Direction: Copy out all lines carrying the word "Projects".

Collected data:

========================

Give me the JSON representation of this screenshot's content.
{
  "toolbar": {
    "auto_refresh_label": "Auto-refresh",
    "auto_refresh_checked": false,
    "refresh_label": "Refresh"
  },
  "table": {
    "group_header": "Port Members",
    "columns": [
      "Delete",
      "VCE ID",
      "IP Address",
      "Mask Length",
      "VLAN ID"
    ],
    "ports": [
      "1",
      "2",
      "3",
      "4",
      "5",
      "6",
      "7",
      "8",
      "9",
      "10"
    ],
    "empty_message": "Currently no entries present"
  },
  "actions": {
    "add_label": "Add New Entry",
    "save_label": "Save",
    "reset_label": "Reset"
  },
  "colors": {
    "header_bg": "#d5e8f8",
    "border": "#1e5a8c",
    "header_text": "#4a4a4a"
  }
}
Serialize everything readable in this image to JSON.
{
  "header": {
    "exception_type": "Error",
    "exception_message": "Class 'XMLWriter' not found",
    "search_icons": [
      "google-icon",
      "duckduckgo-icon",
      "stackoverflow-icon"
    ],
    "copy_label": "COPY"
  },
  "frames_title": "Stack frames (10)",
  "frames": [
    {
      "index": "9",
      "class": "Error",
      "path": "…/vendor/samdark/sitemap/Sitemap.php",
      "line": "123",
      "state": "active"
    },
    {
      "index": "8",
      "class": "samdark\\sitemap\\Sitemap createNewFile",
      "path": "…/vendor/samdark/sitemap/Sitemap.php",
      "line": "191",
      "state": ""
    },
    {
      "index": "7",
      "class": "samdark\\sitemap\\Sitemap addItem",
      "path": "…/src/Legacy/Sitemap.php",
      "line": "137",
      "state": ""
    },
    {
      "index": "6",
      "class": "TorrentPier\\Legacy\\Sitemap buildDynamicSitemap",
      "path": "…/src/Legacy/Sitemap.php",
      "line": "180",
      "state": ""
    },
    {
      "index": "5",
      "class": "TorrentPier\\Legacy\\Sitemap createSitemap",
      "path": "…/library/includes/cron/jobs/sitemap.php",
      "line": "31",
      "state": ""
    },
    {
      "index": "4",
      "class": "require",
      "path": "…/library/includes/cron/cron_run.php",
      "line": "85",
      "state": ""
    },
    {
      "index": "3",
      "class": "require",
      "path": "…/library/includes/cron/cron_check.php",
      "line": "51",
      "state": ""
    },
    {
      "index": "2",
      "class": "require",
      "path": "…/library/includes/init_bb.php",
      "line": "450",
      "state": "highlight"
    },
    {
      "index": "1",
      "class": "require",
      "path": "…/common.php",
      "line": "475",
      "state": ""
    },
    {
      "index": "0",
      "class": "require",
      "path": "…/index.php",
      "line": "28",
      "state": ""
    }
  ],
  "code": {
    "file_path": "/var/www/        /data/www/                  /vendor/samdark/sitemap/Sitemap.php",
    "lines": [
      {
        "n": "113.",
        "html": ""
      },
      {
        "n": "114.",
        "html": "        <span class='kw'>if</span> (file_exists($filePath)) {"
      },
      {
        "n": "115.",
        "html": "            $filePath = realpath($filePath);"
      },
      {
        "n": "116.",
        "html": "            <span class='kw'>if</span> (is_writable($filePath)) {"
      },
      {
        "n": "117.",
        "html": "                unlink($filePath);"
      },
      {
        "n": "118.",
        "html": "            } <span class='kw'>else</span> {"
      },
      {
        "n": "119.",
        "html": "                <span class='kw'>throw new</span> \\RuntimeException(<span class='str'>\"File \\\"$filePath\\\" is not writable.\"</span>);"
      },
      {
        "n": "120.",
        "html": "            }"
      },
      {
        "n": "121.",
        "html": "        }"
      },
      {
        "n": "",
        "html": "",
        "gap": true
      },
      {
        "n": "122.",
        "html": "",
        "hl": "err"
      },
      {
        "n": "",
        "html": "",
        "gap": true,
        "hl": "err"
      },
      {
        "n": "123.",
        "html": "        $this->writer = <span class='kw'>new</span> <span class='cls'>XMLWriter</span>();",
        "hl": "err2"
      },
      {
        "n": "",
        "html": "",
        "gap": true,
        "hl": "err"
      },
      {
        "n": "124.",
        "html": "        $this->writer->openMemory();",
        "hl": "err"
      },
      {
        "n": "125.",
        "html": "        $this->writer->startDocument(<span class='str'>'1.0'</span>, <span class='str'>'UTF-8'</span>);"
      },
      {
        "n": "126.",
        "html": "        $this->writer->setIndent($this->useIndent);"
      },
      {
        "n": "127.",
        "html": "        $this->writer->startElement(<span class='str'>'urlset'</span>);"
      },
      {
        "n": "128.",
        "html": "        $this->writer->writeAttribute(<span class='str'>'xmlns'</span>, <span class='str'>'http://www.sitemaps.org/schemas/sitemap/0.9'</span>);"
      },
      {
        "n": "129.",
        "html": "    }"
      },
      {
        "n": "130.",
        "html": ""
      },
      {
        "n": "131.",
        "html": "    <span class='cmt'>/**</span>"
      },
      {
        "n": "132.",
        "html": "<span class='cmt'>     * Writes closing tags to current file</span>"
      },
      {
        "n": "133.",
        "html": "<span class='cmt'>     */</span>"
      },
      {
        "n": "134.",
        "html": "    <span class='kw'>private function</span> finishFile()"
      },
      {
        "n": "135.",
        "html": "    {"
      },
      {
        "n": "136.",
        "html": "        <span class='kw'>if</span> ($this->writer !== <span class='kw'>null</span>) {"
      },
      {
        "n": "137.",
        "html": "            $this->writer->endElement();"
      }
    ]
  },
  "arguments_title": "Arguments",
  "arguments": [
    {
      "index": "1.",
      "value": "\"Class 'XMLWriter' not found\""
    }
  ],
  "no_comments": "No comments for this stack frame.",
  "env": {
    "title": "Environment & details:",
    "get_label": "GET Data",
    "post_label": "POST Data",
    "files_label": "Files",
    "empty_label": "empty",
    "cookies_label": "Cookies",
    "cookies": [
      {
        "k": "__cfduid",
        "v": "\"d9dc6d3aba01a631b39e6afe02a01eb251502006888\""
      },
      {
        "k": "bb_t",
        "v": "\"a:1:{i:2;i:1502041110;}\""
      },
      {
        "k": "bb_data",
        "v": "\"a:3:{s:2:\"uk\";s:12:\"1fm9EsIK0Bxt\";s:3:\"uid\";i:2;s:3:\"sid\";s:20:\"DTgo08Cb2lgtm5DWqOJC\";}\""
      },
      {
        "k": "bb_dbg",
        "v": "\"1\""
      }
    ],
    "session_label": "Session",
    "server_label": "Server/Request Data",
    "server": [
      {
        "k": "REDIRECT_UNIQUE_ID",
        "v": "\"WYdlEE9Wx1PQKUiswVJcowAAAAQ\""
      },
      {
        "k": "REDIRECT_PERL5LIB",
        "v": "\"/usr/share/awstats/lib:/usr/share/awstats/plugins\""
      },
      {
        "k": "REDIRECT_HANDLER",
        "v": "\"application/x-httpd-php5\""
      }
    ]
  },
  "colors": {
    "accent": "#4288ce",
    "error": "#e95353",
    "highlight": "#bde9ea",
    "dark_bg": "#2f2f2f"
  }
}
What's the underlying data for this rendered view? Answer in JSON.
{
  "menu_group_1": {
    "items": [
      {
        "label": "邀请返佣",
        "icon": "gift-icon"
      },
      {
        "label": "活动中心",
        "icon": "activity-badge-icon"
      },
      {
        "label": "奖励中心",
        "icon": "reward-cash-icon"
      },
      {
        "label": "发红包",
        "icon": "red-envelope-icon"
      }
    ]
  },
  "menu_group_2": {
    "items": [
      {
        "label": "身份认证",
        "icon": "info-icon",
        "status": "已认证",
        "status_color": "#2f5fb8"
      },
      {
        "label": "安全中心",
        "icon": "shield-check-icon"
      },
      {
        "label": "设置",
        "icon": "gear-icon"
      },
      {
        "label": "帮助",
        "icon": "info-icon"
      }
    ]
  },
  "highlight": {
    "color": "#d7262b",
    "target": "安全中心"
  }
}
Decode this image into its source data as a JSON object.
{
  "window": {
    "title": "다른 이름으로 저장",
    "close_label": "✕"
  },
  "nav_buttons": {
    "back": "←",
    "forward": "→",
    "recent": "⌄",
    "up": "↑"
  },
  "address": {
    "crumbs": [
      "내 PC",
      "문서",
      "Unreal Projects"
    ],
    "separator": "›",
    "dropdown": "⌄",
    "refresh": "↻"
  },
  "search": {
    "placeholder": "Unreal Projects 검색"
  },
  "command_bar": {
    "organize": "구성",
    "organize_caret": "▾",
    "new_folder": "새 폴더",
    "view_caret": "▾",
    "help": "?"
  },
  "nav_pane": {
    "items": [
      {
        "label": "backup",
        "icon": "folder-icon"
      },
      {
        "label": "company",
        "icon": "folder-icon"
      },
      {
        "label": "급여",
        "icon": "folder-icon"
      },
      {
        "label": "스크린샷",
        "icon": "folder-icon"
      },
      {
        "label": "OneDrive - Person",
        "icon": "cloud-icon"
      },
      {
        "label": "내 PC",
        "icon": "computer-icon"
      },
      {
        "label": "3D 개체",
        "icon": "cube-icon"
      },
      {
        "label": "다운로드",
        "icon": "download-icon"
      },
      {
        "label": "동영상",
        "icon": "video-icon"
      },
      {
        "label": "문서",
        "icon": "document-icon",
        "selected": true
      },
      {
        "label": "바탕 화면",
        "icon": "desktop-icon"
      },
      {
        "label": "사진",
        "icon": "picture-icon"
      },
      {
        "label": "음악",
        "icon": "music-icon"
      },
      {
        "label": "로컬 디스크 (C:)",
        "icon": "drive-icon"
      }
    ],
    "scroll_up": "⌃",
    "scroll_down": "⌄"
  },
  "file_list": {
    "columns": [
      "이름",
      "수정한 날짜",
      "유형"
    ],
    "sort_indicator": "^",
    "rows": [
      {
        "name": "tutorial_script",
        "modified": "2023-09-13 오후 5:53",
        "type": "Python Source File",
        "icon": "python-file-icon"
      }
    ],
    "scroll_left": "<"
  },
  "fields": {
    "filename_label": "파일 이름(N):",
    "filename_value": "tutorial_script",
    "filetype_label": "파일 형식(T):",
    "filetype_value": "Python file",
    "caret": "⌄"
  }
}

========================

Answer to the problem:
      "Unreal Projects"
    "placeholder": "Unreal Projects 검색"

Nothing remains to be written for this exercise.